__Listing__.
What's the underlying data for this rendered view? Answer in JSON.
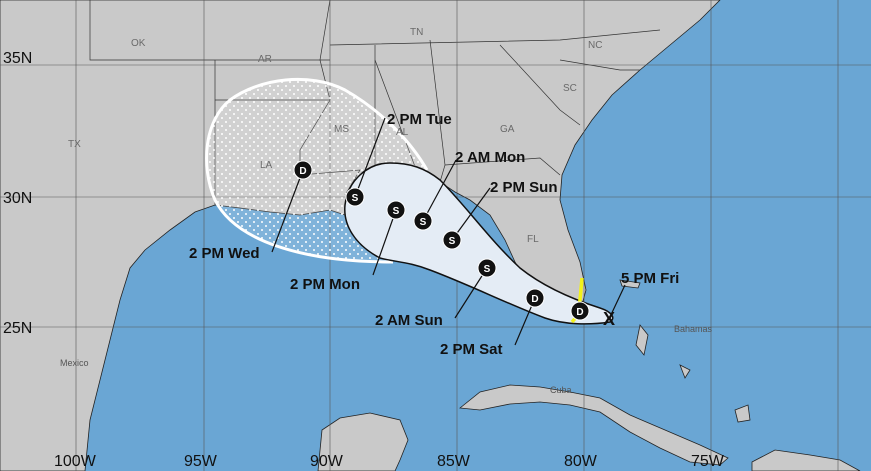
{
  "colors": {
    "ocean": "#6aa6d4",
    "land": "#c9c9c9",
    "cone": "#e4ecf5",
    "warning": "#f2f21a"
  },
  "lat_labels": [
    "35N",
    "30N",
    "25N"
  ],
  "lon_labels": [
    "100W",
    "95W",
    "90W",
    "85W",
    "80W",
    "75W"
  ],
  "states": [
    "OK",
    "AR",
    "TN",
    "NC",
    "SC",
    "TX",
    "MS",
    "AL",
    "GA",
    "LA",
    "FL"
  ],
  "places": {
    "mexico": "Mexico",
    "cuba": "Cuba",
    "bahamas": "Bahamas"
  },
  "track": [
    {
      "symbol": "X",
      "label": "5 PM Fri"
    },
    {
      "symbol": "D",
      "label": ""
    },
    {
      "symbol": "D",
      "label": "2 PM Sat"
    },
    {
      "symbol": "S",
      "label": "2 AM Sun"
    },
    {
      "symbol": "S",
      "label": "2 PM Sun"
    },
    {
      "symbol": "S",
      "label": "2 AM Mon"
    },
    {
      "symbol": "S",
      "label": "2 PM Mon"
    },
    {
      "symbol": "S",
      "label": "2 PM Tue"
    },
    {
      "symbol": "D",
      "label": "2 PM Wed"
    }
  ]
}
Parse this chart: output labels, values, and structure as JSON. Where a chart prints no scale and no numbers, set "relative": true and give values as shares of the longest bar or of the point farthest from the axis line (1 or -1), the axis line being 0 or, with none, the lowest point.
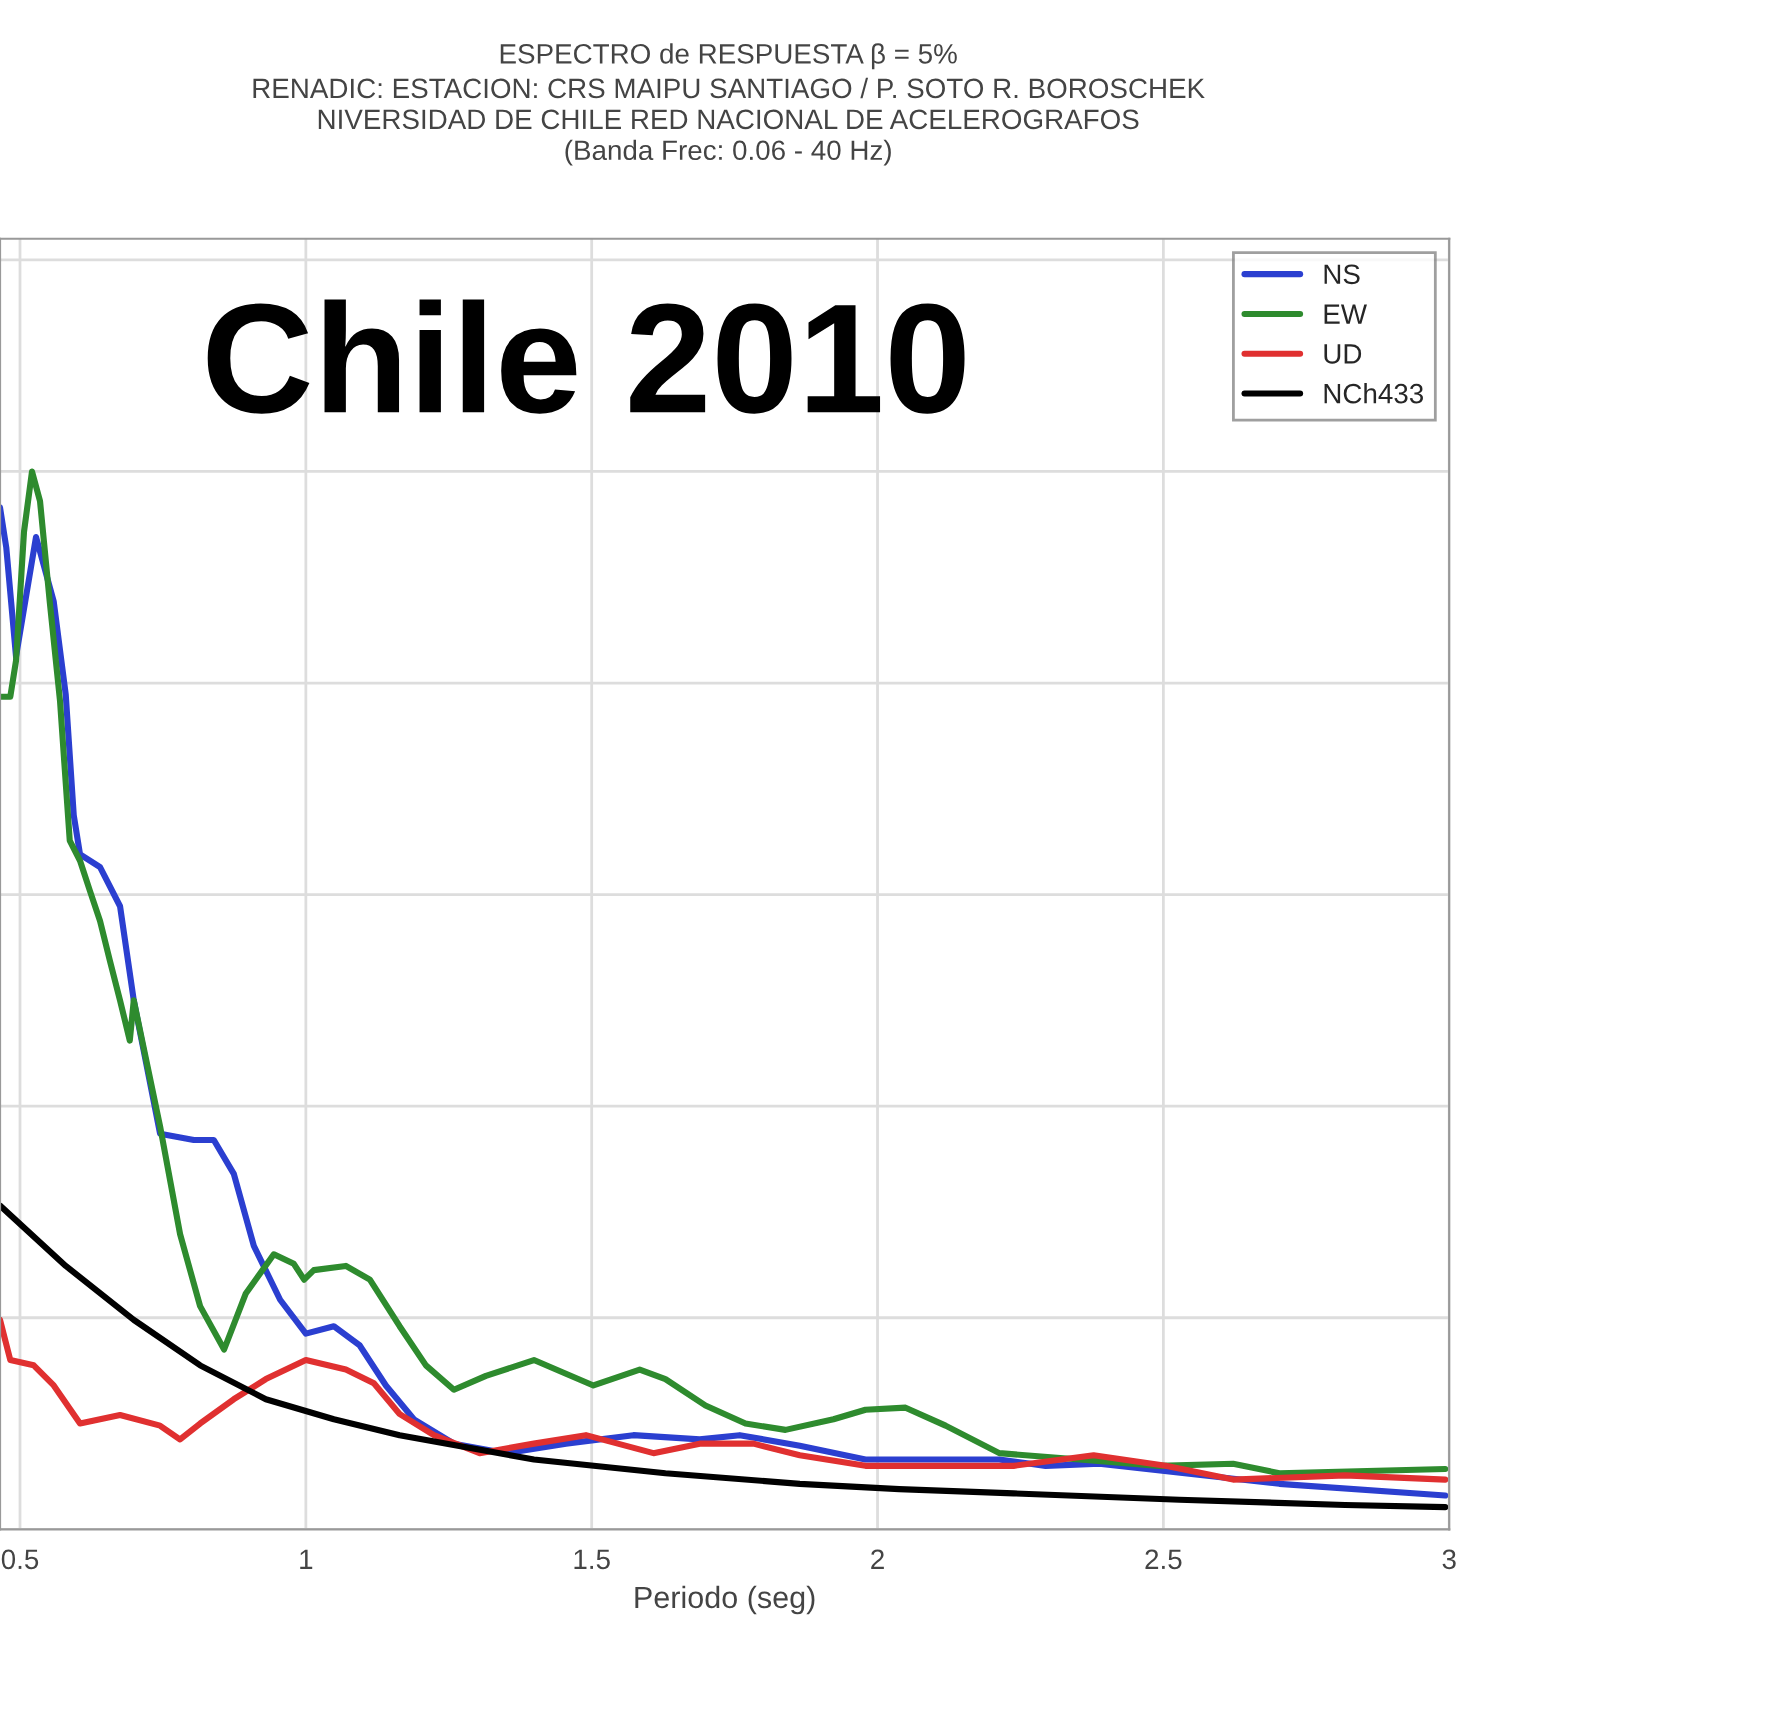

__Aim of the exercise__.
Repeat the records in full, exactly as they appear, without the pictures.

__Answer to this problem__.
What's the underlying data for this rendered view? Answer in JSON.
{
  "colors": {
    "ocean": "#6aa6d4",
    "land": "#c9c9c9",
    "cone": "#e4ecf5",
    "warning": "#f2f21a"
  },
  "lat_labels": [
    "35N",
    "30N",
    "25N"
  ],
  "lon_labels": [
    "100W",
    "95W",
    "90W",
    "85W",
    "80W",
    "75W"
  ],
  "states": [
    "OK",
    "AR",
    "TN",
    "NC",
    "SC",
    "TX",
    "MS",
    "AL",
    "GA",
    "LA",
    "FL"
  ],
  "places": {
    "mexico": "Mexico",
    "cuba": "Cuba",
    "bahamas": "Bahamas"
  },
  "track": [
    {
      "symbol": "X",
      "label": "5 PM Fri"
    },
    {
      "symbol": "D",
      "label": ""
    },
    {
      "symbol": "D",
      "label": "2 PM Sat"
    },
    {
      "symbol": "S",
      "label": "2 AM Sun"
    },
    {
      "symbol": "S",
      "label": "2 PM Sun"
    },
    {
      "symbol": "S",
      "label": "2 AM Mon"
    },
    {
      "symbol": "S",
      "label": "2 PM Mon"
    },
    {
      "symbol": "S",
      "label": "2 PM Tue"
    },
    {
      "symbol": "D",
      "label": "2 PM Wed"
    }
  ]
}
Parse this chart: output labels, values, and structure as JSON. Where a chart prints no scale and no numbers, set "relative": true and give values as shares of the longest bar or of the point farthest from the axis line (1 or -1), the axis line being 0 or, with none, the lowest point.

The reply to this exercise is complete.